*** GIVEN RECORDS ***
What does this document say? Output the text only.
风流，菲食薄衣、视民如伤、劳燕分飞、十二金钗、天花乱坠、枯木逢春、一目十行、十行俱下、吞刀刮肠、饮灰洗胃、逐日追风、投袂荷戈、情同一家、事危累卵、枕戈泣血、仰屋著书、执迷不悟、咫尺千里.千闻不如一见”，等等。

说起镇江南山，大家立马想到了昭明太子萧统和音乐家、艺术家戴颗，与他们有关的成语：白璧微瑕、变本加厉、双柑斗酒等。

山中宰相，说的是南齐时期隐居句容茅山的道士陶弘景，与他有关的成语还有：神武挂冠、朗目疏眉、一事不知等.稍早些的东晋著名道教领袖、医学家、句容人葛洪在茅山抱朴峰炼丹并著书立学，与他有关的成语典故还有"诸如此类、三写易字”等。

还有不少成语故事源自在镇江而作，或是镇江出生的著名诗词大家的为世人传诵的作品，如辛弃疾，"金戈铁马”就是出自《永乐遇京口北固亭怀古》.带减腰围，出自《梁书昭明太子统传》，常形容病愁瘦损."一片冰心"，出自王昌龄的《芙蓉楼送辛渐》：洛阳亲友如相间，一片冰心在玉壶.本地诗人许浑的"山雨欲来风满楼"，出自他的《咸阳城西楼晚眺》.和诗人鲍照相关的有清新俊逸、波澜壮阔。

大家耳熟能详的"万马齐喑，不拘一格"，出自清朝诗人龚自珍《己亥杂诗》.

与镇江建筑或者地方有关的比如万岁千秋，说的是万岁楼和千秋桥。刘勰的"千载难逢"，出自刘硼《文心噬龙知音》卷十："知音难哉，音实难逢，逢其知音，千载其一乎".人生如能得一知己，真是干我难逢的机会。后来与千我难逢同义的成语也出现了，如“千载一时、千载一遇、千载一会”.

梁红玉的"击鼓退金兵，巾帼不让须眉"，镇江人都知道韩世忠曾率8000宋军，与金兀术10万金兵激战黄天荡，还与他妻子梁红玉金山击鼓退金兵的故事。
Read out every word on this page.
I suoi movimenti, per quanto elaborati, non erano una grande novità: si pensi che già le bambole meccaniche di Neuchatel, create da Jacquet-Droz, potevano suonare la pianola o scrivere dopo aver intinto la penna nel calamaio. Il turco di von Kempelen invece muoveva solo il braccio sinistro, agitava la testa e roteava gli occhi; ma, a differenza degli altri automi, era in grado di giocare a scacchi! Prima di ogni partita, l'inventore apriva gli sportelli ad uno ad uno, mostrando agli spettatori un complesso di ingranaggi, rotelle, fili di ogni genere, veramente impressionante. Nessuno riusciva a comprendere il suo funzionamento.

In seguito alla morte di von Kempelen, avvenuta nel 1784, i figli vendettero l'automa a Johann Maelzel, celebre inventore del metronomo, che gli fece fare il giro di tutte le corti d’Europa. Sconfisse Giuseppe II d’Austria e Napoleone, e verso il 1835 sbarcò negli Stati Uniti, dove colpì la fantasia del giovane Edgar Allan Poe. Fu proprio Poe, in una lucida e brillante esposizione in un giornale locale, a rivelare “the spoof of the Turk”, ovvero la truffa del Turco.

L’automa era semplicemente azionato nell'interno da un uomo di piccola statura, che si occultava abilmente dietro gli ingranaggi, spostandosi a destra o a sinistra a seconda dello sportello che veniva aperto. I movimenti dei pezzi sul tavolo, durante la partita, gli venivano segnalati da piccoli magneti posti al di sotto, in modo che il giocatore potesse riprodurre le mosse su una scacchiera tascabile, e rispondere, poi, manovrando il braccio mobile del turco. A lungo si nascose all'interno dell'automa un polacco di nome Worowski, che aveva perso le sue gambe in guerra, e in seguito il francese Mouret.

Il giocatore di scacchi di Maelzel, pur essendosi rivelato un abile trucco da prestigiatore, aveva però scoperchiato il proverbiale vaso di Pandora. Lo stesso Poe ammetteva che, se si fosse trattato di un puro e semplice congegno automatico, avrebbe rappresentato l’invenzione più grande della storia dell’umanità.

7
***
> [AIM]:
Make an exact copy of all the data.

> [THE RESULT]:
What does this document say? Output the text only.
风流，菲食薄衣、视民如伤、劳燕分飞、十二金钗、天花乱坠、枯木逢春、一目十行、十行俱下、吞刀刮肠、饮灰洗胃、逐日追风、投袂荷戈、情同一家、事危累卵、枕戈泣血、仰屋著书、执迷不悟、咫尺千里.千闻不如一见”，等等。

说起镇江南山，大家立马想到了昭明太子萧统和音乐家、艺术家戴颗，与他们有关的成语：白璧微瑕、变本加厉、双柑斗酒等。

山中宰相，说的是南齐时期隐居句容茅山的道士陶弘景，与他有关的成语还有：神武挂冠、朗目疏眉、一事不知等.稍早些的东晋著名道教领袖、医学家、句容人葛洪在茅山抱朴峰炼丹并著书立学，与他有关的成语典故还有"诸如此类、三写易字”等。

还有不少成语故事源自在镇江而作，或是镇江出生的著名诗词大家的为世人传诵的作品，如辛弃疾，"金戈铁马”就是出自《永乐遇京口北固亭怀古》.带减腰围，出自《梁书昭明太子统传》，常形容病愁瘦损."一片冰心"，出自王昌龄的《芙蓉楼送辛渐》：洛阳亲友如相间，一片冰心在玉壶.本地诗人许浑的"山雨欲来风满楼"，出自他的《咸阳城西楼晚眺》.和诗人鲍照相关的有清新俊逸、波澜壮阔。

大家耳熟能详的"万马齐喑，不拘一格"，出自清朝诗人龚自珍《己亥杂诗》.

与镇江建筑或者地方有关的比如万岁千秋，说的是万岁楼和千秋桥。刘勰的"千载难逢"，出自刘硼《文心噬龙知音》卷十："知音难哉，音实难逢，逢其知音，千载其一乎".人生如能得一知己，真是干我难逢的机会。后来与千我难逢同义的成语也出现了，如“千载一时、千载一遇、千载一会”.

梁红玉的"击鼓退金兵，巾帼不让须眉"，镇江人都知道韩世忠曾率8000宋军，与金兀术10万金兵激战黄天荡，还与他妻子梁红玉金山击鼓退金兵的故事。
Read out every word on this page.
I suoi movimenti, per quanto elaborati, non erano una grande novità: si pensi che già le bambole meccaniche di Neuchatel, create da Jacquet-Droz, potevano suonare la pianola o scrivere dopo aver intinto la penna nel calamaio. Il turco di von Kempelen invece muoveva solo il braccio sinistro, agitava la testa e roteava gli occhi; ma, a differenza degli altri automi, era in grado di giocare a scacchi! Prima di ogni partita, l'inventore apriva gli sportelli ad uno ad uno, mostrando agli spettatori un complesso di ingranaggi, rotelle, fili di ogni genere, veramente impressionante. Nessuno riusciva a comprendere il suo funzionamento.

In seguito alla morte di von Kempelen, avvenuta nel 1784, i figli vendettero l'automa a Johann Maelzel, celebre inventore del metronomo, che gli fece fare il giro di tutte le corti d’Europa. Sconfisse Giuseppe II d’Austria e Napoleone, e verso il 1835 sbarcò negli Stati Uniti, dove colpì la fantasia del giovane Edgar Allan Poe. Fu proprio Poe, in una lucida e brillante esposizione in un giornale locale, a rivelare “the spoof of the Turk”, ovvero la truffa del Turco.

L’automa era semplicemente azionato nell'interno da un uomo di piccola statura, che si occultava abilmente dietro gli ingranaggi, spostandosi a destra o a sinistra a seconda dello sportello che veniva aperto. I movimenti dei pezzi sul tavolo, durante la partita, gli venivano segnalati da piccoli magneti posti al di sotto, in modo che il giocatore potesse riprodurre le mosse su una scacchiera tascabile, e rispondere, poi, manovrando il braccio mobile del turco. A lungo si nascose all'interno dell'automa un polacco di nome Worowski, che aveva perso le sue gambe in guerra, e in seguito il francese Mouret.

Il giocatore di scacchi di Maelzel, pur essendosi rivelato un abile trucco da prestigiatore, aveva però scoperchiato il proverbiale vaso di Pandora. Lo stesso Poe ammetteva che, se si fosse trattato di un puro e semplice congegno automatico, avrebbe rappresentato l’invenzione più grande della storia dell’umanità.

7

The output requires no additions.